> [Available records]
— Begin —

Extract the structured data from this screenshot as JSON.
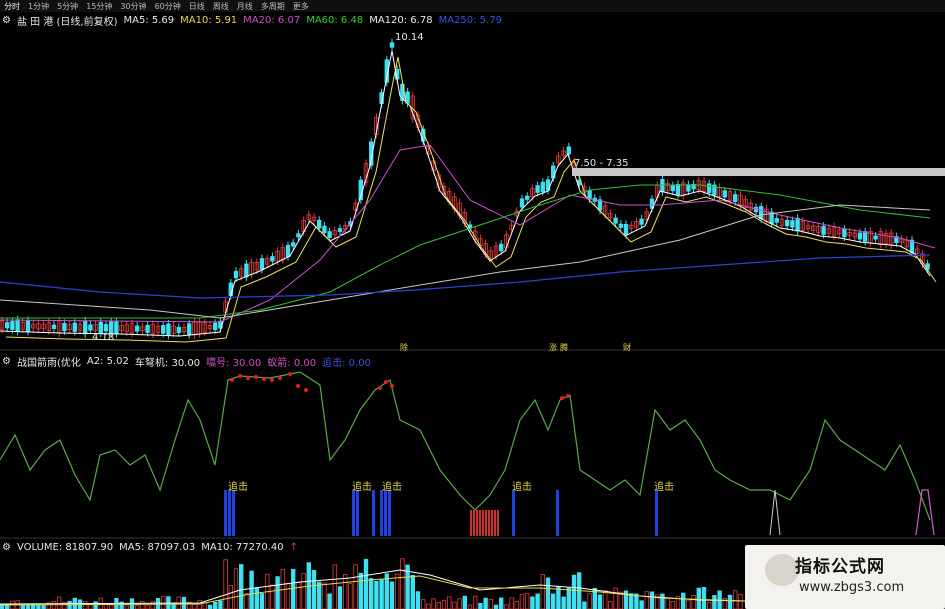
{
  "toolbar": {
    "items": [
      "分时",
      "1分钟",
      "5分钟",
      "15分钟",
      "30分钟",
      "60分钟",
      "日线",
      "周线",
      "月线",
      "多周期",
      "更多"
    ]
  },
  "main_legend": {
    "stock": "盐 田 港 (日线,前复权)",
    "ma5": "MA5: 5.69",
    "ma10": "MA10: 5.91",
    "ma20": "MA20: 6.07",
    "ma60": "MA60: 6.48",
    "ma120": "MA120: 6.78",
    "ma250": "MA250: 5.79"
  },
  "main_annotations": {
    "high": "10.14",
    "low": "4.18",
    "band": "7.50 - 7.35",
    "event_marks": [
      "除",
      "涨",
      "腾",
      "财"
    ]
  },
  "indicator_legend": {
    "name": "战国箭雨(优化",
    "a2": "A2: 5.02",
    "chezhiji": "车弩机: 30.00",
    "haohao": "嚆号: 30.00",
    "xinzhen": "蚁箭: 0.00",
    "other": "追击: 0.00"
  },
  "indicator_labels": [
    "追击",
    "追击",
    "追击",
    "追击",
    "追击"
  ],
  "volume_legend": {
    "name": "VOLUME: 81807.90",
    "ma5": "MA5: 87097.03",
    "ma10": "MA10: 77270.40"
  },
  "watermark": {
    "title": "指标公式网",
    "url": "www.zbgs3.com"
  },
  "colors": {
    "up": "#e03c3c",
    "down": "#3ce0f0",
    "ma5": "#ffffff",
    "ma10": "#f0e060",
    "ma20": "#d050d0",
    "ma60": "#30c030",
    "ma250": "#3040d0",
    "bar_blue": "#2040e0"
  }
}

— End —
— Begin —

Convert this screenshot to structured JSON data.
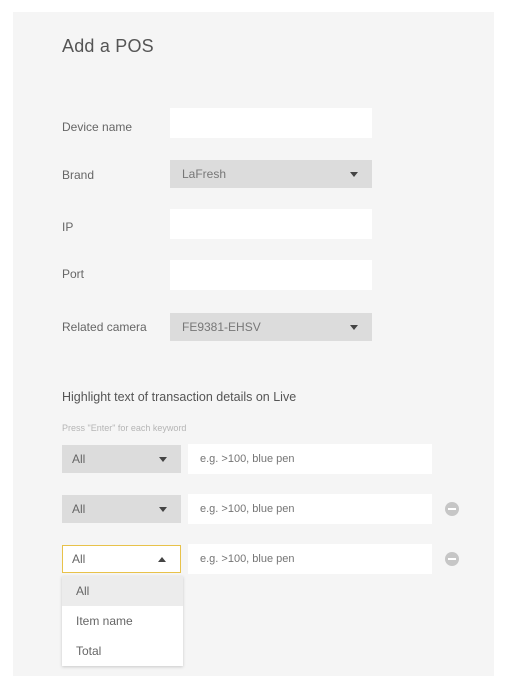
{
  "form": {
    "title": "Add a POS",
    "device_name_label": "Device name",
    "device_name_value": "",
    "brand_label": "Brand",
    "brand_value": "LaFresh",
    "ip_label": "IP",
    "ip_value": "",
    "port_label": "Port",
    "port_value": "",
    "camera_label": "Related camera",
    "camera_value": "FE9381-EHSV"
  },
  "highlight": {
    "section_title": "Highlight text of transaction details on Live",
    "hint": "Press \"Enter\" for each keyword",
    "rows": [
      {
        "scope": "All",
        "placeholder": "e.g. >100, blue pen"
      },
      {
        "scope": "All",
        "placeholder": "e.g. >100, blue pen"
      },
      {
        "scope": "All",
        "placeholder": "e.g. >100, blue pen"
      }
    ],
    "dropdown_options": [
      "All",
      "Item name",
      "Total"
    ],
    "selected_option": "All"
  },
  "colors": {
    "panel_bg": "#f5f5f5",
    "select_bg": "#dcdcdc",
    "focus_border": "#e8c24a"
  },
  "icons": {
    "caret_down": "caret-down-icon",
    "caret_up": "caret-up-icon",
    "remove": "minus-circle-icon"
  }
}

— End —

> [What is asked] Copy every line of the listing that includes the string "caret".

> [Result for this task]
    "caret_down": "caret-down-icon",
    "caret_up": "caret-up-icon",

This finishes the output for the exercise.